**WHAT NEEDS TO BE DONE:**
Each line in the entries below that holds the string "this" is to be listed.

**ENTRIES:**
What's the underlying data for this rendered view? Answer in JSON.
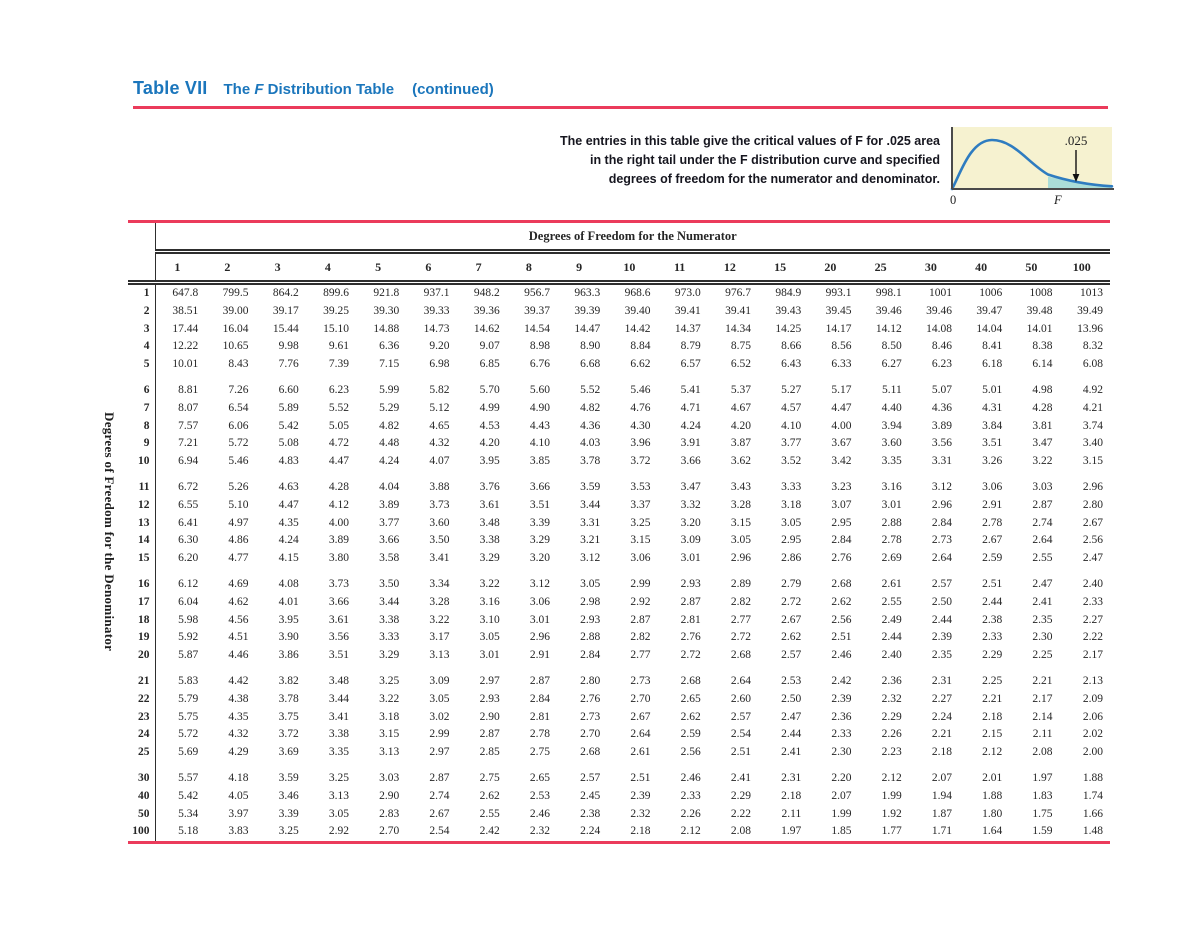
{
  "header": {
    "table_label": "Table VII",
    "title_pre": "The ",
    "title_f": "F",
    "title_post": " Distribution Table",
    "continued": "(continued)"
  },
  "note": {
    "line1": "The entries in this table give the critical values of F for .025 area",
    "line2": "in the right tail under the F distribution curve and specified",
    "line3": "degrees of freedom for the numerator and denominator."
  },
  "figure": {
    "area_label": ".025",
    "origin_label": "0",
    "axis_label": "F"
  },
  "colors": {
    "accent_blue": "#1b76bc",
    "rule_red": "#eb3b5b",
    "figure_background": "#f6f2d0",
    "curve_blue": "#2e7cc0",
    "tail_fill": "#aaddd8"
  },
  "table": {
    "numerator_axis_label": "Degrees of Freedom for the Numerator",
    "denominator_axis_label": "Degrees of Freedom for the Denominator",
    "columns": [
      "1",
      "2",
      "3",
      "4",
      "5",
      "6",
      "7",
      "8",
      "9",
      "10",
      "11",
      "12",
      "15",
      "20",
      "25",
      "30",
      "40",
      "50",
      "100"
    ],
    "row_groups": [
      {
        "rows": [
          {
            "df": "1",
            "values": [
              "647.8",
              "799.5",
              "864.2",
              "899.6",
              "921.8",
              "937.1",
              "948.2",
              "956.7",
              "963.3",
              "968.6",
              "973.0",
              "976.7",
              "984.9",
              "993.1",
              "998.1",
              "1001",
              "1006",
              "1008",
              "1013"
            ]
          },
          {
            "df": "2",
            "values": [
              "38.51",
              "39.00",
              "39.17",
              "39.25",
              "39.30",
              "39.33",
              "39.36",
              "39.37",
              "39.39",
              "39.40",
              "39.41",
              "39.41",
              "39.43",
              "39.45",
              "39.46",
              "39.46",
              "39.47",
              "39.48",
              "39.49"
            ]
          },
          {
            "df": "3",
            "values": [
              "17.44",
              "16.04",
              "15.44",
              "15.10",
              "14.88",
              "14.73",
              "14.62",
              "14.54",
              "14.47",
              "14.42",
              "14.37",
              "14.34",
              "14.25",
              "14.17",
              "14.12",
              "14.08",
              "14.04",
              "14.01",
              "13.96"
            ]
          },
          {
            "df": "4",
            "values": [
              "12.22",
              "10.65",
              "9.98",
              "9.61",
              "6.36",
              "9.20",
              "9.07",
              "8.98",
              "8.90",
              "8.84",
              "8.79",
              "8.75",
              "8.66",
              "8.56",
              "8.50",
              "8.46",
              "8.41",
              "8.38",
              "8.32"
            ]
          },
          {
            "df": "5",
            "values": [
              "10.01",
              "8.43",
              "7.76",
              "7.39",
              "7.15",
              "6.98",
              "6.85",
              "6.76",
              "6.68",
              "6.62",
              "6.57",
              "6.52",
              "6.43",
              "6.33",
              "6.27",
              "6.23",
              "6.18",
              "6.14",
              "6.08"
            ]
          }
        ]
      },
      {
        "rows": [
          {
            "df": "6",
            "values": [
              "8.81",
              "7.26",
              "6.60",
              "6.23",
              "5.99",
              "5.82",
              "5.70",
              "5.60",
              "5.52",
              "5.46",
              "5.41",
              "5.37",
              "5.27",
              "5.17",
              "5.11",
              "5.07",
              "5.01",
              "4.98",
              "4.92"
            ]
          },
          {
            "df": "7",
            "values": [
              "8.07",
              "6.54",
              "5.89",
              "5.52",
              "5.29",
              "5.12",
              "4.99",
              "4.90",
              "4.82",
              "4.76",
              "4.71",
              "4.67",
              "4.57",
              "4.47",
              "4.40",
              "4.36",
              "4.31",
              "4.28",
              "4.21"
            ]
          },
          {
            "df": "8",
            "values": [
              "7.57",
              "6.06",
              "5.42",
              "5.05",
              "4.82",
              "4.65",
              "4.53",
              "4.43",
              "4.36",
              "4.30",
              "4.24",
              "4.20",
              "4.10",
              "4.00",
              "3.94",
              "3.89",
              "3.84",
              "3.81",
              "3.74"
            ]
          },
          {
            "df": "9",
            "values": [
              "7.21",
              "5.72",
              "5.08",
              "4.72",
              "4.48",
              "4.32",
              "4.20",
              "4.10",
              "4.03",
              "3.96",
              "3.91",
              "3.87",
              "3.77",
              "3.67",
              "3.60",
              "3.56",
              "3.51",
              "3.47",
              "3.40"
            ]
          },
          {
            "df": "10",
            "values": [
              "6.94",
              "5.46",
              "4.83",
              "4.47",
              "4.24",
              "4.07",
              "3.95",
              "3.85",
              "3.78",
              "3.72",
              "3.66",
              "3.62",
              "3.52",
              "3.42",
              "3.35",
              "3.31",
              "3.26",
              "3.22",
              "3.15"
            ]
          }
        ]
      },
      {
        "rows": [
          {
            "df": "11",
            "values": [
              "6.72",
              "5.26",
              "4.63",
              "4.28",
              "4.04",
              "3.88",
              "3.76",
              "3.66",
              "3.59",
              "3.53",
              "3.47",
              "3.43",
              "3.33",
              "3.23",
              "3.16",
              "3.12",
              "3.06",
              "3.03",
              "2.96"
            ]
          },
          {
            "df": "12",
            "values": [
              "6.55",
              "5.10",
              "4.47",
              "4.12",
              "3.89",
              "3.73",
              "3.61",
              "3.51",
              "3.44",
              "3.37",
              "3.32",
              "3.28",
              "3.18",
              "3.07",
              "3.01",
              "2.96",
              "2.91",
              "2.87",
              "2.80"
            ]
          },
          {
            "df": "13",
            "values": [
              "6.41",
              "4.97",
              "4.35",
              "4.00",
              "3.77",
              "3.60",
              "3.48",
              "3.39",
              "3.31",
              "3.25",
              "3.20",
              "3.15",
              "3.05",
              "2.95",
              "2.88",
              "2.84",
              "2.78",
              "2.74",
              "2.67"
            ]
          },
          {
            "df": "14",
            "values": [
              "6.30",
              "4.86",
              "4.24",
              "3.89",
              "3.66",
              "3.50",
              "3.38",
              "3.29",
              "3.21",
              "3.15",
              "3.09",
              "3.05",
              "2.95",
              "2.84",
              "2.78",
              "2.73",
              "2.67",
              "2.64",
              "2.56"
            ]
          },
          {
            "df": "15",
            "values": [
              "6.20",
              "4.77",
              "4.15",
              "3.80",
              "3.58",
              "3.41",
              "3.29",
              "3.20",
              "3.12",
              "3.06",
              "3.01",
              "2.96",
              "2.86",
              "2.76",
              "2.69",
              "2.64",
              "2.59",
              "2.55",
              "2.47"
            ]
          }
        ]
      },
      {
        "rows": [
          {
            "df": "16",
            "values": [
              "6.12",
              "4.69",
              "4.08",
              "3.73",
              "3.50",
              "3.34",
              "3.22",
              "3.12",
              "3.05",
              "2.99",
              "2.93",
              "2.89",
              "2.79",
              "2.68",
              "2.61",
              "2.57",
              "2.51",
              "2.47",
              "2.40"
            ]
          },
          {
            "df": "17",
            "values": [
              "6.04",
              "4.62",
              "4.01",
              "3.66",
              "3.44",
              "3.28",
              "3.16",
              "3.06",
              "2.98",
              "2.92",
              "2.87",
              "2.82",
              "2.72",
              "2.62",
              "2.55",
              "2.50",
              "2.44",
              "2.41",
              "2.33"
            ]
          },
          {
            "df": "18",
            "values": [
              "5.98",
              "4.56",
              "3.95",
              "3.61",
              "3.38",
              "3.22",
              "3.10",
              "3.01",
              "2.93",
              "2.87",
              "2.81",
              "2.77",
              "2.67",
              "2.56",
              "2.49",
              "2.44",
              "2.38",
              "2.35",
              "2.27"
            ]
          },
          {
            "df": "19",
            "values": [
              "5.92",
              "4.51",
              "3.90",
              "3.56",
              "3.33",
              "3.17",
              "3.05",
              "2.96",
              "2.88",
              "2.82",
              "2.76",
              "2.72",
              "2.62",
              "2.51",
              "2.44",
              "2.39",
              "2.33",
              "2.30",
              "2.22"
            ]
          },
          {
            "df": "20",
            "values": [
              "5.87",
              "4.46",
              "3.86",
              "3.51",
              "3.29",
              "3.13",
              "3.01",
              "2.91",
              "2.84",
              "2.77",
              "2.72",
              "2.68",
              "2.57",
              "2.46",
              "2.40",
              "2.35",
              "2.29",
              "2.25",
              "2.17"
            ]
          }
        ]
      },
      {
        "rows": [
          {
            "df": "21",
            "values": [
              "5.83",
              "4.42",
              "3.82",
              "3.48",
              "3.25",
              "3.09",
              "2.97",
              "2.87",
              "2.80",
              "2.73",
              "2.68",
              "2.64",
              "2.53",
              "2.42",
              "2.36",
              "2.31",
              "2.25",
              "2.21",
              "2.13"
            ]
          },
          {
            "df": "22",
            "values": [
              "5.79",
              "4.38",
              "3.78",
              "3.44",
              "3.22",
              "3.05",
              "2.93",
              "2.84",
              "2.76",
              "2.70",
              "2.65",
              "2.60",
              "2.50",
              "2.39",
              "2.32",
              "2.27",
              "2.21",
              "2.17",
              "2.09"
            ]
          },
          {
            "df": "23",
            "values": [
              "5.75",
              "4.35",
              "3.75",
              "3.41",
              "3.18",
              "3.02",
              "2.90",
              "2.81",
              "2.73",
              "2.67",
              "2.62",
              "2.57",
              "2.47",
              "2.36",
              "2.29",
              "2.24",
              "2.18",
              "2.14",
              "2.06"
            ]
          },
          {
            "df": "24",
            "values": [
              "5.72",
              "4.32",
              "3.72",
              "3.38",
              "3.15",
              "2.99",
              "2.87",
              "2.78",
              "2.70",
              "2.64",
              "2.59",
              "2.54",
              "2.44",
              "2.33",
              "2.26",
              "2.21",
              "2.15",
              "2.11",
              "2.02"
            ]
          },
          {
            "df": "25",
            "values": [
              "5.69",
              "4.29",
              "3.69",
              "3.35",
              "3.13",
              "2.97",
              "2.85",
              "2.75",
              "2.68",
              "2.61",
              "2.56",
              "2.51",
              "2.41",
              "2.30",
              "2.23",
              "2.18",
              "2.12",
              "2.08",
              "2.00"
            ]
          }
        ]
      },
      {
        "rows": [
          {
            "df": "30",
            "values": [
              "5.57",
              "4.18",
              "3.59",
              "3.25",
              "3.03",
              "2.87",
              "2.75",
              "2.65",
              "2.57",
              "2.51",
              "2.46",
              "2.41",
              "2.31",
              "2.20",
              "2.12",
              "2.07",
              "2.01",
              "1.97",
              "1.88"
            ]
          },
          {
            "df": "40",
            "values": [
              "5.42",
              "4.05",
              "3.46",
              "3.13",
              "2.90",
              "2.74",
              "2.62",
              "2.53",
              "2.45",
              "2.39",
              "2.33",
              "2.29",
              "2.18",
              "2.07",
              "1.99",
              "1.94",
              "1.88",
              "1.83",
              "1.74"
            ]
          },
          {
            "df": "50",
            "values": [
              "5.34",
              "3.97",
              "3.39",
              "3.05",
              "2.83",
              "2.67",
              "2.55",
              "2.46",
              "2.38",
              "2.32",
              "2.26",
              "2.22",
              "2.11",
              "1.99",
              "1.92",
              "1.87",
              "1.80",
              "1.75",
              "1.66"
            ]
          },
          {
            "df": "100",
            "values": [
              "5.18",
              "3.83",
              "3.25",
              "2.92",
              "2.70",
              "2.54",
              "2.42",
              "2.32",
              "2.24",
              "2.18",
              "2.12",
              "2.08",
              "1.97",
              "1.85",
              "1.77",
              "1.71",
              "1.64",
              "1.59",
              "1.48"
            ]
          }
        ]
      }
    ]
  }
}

**TASK OUTPUT:**
What's the underlying data for this rendered view? Answer in JSON.
    "line1": "The entries in this table give the critical values of F for .025 area",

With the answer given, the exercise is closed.